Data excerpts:
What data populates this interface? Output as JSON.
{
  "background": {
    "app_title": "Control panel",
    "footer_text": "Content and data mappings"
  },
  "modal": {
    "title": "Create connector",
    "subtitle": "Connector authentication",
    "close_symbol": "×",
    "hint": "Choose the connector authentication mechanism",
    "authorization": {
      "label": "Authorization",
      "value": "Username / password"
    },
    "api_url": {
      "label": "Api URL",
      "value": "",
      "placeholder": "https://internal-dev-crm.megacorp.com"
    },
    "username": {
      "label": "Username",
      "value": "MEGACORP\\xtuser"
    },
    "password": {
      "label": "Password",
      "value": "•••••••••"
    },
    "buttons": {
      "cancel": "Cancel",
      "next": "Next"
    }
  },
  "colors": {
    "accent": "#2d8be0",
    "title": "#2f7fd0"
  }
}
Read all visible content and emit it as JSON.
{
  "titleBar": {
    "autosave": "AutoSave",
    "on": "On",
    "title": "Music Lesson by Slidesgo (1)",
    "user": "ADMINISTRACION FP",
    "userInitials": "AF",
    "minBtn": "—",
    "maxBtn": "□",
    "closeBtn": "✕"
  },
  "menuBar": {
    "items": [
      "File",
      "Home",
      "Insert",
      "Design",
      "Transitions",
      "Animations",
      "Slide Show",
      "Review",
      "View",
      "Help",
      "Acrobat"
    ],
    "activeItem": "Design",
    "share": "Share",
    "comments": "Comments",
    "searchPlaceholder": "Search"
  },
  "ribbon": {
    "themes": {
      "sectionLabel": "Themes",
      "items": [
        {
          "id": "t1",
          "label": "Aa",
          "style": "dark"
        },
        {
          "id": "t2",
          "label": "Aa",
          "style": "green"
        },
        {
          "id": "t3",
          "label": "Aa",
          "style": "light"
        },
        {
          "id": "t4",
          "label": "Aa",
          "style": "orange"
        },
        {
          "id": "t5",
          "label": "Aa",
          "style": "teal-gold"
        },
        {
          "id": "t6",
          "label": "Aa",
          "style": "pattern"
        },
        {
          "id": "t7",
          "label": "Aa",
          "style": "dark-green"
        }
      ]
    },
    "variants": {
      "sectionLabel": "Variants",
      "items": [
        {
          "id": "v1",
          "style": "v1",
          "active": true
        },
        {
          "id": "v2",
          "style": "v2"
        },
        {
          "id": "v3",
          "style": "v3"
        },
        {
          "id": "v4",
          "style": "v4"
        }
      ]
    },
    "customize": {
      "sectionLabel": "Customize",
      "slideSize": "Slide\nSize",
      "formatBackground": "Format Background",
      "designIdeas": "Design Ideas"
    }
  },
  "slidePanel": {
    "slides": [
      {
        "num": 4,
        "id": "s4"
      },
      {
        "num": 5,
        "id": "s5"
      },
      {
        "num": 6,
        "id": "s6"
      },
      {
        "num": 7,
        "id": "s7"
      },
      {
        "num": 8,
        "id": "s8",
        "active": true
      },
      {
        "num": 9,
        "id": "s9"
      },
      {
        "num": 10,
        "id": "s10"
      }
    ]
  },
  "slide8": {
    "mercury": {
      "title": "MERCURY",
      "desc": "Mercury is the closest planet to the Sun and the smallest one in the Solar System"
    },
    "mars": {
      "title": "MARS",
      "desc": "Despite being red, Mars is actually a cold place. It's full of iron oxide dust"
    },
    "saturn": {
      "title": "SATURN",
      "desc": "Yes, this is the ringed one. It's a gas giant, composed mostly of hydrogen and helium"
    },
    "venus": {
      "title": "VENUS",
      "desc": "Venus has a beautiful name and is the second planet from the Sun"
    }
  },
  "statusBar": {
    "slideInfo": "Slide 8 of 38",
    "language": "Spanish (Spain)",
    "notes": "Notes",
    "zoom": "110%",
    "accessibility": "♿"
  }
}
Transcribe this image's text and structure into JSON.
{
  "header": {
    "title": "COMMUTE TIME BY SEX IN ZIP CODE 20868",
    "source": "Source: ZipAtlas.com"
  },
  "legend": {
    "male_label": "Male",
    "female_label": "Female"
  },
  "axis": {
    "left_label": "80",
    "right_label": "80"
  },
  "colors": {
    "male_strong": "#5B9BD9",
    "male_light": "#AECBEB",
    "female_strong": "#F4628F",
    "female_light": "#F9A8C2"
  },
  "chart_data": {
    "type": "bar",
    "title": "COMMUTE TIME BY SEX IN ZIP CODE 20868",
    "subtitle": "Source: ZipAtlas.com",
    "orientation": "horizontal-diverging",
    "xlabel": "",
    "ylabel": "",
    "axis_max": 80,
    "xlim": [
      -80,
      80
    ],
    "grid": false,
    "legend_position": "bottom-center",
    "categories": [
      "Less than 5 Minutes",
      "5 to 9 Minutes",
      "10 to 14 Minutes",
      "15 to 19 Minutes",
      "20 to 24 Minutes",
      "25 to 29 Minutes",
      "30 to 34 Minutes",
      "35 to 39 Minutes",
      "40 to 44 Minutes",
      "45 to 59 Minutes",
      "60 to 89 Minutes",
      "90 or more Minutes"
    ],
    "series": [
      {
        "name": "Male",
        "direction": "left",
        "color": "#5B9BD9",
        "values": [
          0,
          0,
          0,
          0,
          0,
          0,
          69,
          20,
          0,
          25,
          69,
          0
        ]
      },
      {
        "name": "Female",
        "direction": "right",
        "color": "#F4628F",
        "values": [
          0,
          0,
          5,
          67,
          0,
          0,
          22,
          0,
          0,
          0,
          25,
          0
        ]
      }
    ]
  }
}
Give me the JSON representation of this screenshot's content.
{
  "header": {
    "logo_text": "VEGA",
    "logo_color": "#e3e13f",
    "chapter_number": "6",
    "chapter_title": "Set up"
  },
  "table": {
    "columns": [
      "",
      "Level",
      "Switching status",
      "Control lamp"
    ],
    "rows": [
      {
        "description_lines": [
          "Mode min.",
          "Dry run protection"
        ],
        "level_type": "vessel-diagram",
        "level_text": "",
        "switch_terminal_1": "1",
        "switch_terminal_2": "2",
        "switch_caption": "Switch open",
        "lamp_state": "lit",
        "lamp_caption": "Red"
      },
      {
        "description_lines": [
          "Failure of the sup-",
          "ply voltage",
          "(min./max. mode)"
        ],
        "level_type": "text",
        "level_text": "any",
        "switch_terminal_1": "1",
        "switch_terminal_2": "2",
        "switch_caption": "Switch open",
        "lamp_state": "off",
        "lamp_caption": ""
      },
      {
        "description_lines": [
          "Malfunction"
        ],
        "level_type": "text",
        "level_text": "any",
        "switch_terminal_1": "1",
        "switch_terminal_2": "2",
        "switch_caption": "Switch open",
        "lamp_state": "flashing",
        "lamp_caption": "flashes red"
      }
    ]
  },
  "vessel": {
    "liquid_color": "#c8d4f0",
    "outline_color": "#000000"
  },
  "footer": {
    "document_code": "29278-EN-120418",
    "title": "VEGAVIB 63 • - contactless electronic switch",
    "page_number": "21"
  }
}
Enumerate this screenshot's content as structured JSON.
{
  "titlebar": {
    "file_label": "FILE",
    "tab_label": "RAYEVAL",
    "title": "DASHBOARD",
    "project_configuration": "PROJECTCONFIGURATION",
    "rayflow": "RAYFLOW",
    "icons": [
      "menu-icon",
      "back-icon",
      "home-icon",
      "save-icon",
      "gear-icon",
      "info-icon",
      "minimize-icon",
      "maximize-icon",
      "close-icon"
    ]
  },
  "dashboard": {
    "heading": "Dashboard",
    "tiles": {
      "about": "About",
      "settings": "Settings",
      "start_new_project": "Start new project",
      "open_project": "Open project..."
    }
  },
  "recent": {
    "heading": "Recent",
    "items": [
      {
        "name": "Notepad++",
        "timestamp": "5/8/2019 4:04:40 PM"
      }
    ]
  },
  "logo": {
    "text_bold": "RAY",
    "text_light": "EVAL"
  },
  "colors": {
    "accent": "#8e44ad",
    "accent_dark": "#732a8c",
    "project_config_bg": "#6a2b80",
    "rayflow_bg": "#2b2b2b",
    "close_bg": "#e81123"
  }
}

Description of the task:
Your answer should be a single number: the count of lines holding the word "this".

Result:
5